[Begin Data entries]

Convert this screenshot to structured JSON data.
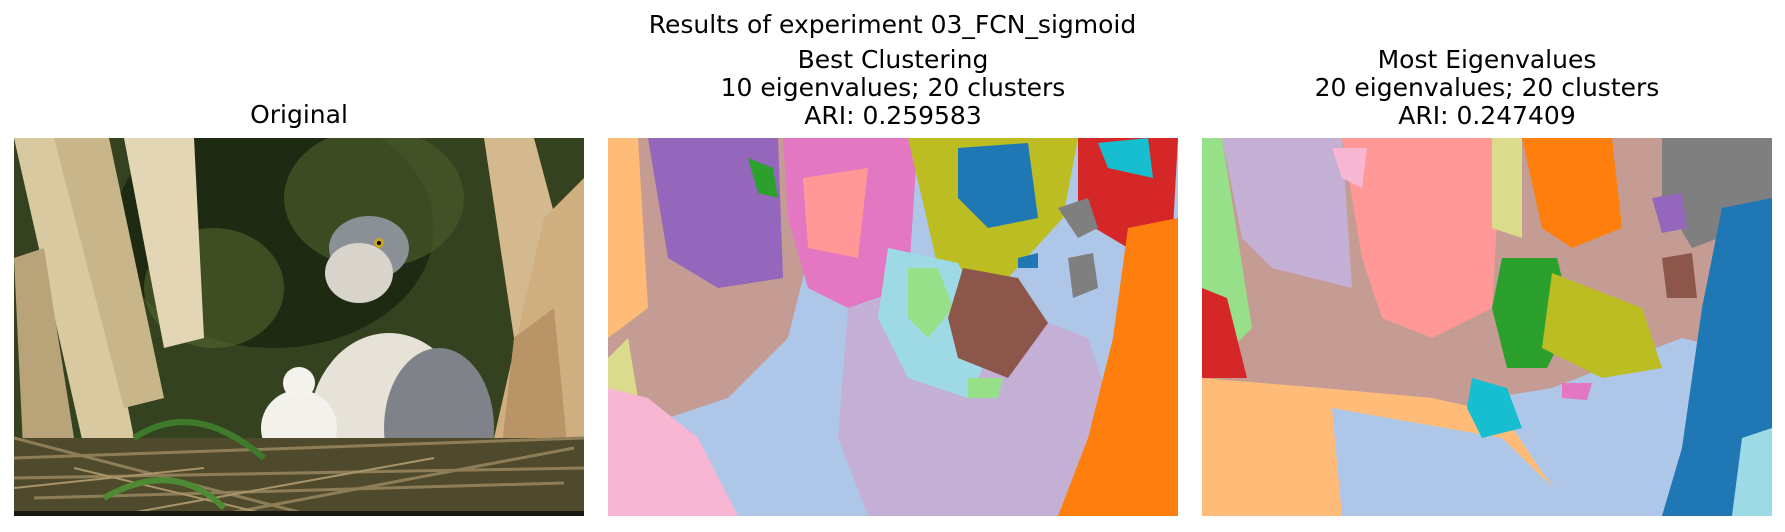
{
  "suptitle": "Results of experiment 03_FCN_sigmoid",
  "panels": {
    "original": {
      "title": "Original"
    },
    "best": {
      "title_line1": "Best Clustering",
      "title_line2": "10 eigenvalues; 20 clusters",
      "title_line3": "ARI: 0.259583"
    },
    "most": {
      "title_line1": "Most Eigenvalues",
      "title_line2": "20 eigenvalues; 20 clusters",
      "title_line3": "ARI: 0.247409"
    }
  },
  "palette": {
    "tab_blue": "#1f77b4",
    "tab_lightblue": "#aec7e8",
    "tab_orange": "#ff7f0e",
    "tab_lightorange": "#ffbb78",
    "tab_green": "#2ca02c",
    "tab_lightgreen": "#98df8a",
    "tab_red": "#d62728",
    "tab_pink_red": "#ff9896",
    "tab_purple": "#9467bd",
    "tab_lavender": "#c5b0d5",
    "tab_brown": "#8c564b",
    "tab_tan": "#c49c94",
    "tab_pink": "#e377c2",
    "tab_lightpink": "#f7b6d2",
    "tab_gray": "#7f7f7f",
    "tab_lightgray": "#c7c7c7",
    "tab_olive": "#bcbd22",
    "tab_khaki": "#dbdb8d",
    "tab_cyan": "#17becf",
    "tab_lightcyan": "#9edae5"
  }
}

[End Data entries]

Report the number of lines in the listing above that include the word "clusters", and nothing else.

=== Written answer ===
2